>> START Data in this exercise

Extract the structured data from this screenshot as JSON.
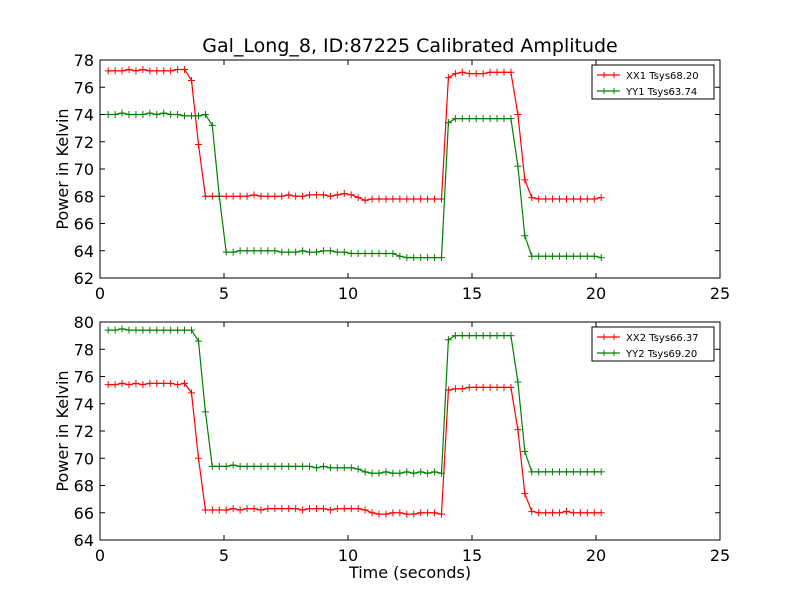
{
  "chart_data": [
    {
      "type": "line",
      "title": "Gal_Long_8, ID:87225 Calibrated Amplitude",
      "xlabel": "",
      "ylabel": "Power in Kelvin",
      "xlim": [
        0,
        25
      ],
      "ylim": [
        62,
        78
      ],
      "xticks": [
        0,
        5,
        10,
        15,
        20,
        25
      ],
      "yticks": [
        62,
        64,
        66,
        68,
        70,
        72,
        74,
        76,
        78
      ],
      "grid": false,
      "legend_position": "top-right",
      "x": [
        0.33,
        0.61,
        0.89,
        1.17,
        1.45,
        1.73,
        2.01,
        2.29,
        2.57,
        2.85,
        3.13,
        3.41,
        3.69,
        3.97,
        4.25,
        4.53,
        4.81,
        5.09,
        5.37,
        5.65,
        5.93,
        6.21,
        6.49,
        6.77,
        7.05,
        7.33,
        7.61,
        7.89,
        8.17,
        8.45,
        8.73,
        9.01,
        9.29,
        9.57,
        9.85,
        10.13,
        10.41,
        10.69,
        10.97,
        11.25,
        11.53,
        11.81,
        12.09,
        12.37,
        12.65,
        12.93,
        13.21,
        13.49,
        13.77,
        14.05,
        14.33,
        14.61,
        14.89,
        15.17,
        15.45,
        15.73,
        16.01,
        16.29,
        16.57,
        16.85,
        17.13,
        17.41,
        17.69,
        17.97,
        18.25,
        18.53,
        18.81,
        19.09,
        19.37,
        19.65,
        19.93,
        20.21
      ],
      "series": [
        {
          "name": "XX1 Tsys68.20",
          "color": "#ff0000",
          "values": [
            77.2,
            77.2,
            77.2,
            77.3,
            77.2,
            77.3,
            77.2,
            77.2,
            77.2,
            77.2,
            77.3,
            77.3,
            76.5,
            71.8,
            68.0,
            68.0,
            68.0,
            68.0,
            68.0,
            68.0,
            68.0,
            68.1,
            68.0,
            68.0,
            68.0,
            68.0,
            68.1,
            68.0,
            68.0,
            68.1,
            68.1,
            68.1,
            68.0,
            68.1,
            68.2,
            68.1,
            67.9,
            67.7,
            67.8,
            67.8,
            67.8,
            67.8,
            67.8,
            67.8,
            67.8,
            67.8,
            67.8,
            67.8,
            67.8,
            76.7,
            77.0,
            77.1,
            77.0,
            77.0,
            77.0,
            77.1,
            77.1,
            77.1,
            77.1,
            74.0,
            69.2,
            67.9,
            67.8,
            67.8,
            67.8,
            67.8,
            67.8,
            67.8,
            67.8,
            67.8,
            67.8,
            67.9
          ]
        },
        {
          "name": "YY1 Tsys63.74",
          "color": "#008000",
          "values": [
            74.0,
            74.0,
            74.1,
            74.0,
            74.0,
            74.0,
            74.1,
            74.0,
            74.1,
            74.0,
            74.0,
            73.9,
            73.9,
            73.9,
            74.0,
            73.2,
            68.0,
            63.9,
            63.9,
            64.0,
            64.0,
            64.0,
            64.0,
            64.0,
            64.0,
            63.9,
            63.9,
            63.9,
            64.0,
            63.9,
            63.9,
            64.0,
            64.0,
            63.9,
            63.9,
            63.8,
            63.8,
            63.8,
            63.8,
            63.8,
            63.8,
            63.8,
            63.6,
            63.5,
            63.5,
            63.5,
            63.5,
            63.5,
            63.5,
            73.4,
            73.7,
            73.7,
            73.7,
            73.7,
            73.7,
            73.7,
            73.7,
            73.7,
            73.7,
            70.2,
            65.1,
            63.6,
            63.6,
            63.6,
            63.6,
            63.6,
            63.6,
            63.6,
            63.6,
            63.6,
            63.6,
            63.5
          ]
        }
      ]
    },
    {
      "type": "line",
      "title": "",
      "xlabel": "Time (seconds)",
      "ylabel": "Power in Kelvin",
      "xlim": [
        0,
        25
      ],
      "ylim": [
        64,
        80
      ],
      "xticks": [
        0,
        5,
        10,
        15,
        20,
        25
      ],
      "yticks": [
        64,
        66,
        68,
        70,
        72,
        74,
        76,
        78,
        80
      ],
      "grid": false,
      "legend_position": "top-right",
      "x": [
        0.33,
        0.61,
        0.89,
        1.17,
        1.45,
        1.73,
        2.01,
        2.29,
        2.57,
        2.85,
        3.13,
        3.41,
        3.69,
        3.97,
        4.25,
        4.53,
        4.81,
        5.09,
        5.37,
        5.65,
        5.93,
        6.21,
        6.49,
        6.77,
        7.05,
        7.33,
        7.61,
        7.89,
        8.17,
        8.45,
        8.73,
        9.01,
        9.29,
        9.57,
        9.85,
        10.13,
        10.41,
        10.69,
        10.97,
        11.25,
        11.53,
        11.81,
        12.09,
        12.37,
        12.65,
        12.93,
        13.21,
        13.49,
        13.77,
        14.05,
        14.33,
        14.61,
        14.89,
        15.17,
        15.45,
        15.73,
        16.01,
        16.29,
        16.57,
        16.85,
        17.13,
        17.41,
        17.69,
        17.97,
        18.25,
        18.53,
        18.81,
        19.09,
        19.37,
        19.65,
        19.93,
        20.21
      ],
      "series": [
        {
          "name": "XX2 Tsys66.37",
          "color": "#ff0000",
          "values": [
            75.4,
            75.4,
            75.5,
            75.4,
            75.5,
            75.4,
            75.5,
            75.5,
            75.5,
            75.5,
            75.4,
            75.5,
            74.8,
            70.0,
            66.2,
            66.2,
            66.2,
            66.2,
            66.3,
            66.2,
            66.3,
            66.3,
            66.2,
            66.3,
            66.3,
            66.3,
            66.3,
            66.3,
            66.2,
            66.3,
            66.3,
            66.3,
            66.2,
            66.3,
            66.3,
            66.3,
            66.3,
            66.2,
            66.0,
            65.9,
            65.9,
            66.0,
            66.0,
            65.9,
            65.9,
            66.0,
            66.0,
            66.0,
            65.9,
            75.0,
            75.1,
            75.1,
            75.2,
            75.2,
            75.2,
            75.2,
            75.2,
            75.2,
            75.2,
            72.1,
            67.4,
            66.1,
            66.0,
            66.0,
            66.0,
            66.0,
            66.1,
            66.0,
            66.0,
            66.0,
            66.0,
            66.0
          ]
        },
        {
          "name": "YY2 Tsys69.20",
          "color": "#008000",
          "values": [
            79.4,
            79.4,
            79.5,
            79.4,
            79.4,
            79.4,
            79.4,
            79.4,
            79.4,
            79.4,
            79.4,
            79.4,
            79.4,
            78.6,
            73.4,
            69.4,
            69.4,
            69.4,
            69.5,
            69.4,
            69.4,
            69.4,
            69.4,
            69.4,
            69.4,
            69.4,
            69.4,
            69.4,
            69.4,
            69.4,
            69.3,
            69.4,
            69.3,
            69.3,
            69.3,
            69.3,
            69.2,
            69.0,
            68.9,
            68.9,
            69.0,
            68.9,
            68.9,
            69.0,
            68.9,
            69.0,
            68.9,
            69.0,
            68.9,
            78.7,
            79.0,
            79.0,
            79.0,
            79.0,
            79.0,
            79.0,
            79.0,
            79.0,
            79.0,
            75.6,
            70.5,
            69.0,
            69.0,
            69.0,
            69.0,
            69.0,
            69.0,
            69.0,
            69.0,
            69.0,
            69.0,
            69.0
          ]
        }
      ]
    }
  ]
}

>> END Data in this exercise
>> START Data in this exercise

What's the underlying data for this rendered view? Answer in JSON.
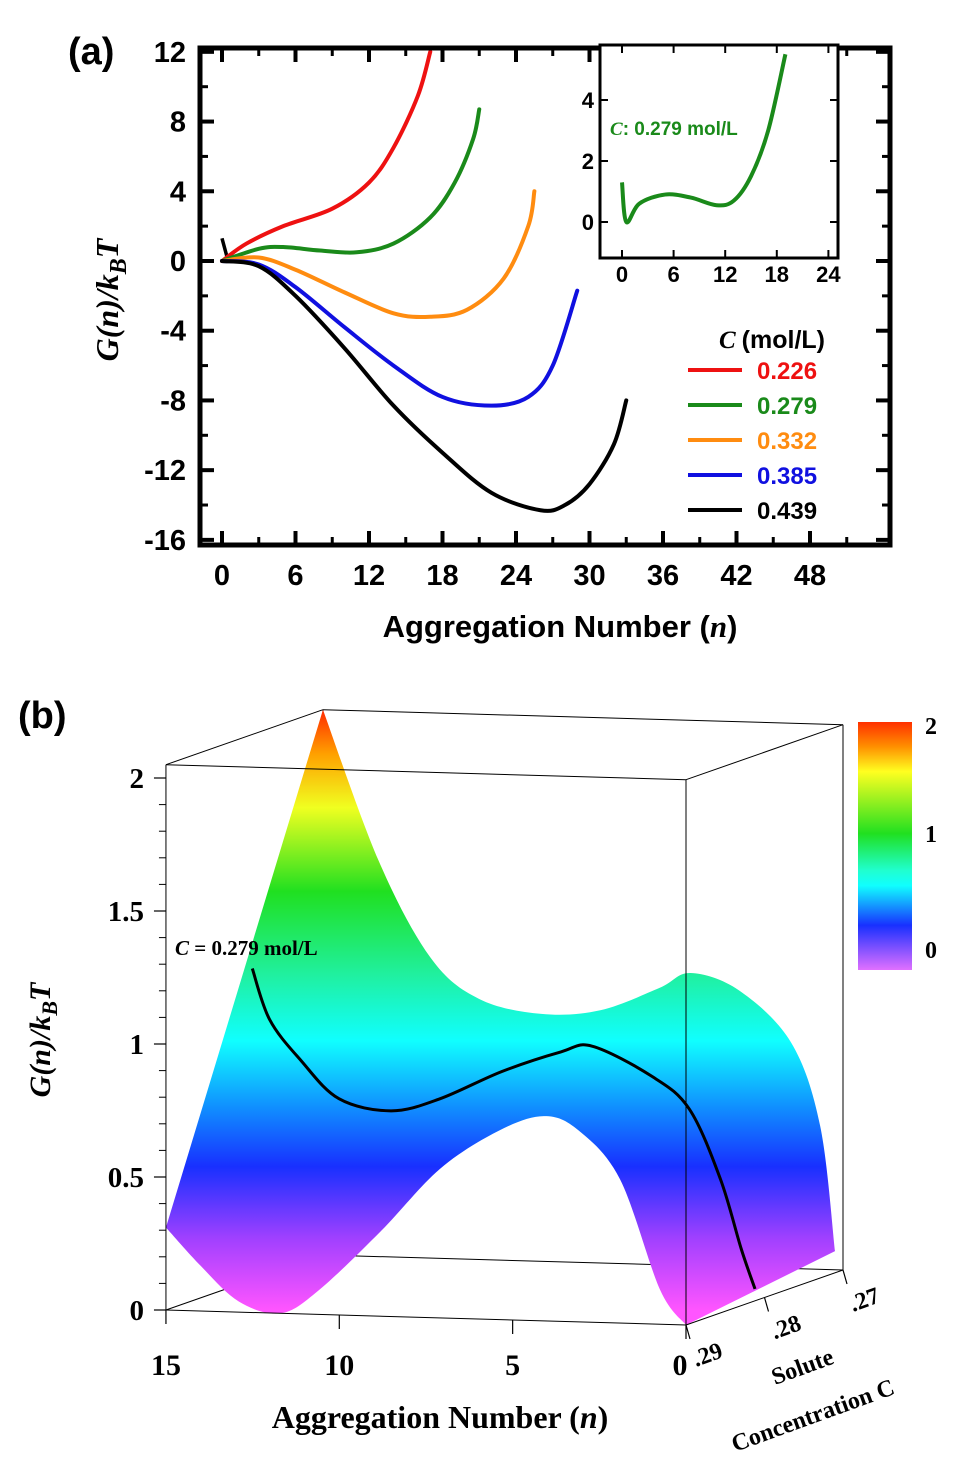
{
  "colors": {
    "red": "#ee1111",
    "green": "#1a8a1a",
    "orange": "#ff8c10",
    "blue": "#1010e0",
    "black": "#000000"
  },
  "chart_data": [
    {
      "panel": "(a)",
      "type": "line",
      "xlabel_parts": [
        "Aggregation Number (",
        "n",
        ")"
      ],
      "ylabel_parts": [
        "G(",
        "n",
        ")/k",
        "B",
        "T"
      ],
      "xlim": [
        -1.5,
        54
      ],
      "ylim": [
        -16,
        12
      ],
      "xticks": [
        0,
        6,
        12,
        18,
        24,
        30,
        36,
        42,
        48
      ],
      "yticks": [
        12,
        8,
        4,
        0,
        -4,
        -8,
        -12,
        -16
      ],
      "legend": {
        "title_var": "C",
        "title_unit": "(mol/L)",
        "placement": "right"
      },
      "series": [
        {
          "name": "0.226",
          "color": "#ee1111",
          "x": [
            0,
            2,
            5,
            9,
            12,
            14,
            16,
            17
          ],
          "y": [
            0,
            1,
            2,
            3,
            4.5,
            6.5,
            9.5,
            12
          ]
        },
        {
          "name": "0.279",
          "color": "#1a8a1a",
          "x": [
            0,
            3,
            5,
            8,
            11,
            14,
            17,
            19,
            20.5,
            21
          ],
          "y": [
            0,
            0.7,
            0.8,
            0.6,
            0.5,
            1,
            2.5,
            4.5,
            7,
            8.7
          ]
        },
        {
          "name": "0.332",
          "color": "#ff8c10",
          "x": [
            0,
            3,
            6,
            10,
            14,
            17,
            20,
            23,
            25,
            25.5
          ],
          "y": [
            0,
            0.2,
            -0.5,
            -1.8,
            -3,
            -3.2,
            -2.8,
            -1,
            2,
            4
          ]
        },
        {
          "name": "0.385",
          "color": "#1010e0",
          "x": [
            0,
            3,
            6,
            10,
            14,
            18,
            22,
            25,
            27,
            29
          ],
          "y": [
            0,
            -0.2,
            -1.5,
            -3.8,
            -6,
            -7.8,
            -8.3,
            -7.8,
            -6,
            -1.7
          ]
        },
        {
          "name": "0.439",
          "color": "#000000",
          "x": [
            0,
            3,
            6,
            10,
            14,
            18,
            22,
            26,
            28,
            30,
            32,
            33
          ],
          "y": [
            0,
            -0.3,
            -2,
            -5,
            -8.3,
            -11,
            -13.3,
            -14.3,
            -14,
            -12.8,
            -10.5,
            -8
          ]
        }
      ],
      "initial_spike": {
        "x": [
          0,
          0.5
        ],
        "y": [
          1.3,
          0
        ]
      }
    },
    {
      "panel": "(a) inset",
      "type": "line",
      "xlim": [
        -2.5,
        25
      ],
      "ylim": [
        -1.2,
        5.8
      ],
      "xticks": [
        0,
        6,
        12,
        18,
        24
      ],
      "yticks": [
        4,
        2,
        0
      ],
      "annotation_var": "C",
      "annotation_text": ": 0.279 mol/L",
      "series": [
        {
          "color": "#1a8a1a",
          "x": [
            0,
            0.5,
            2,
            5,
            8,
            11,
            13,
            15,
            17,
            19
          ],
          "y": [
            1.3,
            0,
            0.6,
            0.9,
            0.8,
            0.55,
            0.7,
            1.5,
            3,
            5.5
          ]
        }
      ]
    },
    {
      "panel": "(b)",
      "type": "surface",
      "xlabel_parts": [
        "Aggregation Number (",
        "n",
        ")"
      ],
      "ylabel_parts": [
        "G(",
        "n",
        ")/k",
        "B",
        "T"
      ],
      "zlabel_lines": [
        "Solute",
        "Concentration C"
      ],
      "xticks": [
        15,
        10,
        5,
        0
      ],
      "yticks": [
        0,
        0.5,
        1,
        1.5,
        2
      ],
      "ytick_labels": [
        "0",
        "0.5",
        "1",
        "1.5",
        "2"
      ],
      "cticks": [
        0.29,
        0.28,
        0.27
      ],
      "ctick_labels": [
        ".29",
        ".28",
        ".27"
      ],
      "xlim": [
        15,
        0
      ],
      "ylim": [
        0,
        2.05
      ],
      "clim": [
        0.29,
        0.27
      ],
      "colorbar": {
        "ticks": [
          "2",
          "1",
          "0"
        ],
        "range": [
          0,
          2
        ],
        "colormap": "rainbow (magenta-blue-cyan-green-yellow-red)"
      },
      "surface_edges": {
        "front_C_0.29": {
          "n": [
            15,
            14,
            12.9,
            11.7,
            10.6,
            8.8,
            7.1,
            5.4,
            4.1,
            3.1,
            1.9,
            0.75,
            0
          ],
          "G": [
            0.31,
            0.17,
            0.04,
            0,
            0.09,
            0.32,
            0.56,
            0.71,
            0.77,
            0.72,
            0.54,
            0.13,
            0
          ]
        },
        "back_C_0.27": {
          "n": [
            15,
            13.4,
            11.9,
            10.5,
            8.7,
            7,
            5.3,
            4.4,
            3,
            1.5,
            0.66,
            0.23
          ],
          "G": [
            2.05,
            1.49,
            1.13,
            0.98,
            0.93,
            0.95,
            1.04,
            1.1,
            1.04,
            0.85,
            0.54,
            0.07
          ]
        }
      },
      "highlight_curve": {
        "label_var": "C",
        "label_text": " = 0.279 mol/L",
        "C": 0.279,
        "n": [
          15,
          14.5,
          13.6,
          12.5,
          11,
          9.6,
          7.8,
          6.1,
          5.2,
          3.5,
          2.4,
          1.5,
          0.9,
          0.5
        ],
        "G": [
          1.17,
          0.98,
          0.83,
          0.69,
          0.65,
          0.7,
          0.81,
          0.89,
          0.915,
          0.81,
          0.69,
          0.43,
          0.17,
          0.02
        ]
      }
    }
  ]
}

>> END Data in this exercise

§ **What the exercise asks**: Scan the listing above and identify each line holding the string "blue"; copy every such line.

§ **Completed task**:
    "blue": "#1010e0",
        "colormap": "rainbow (magenta-blue-cyan-green-yellow-red)"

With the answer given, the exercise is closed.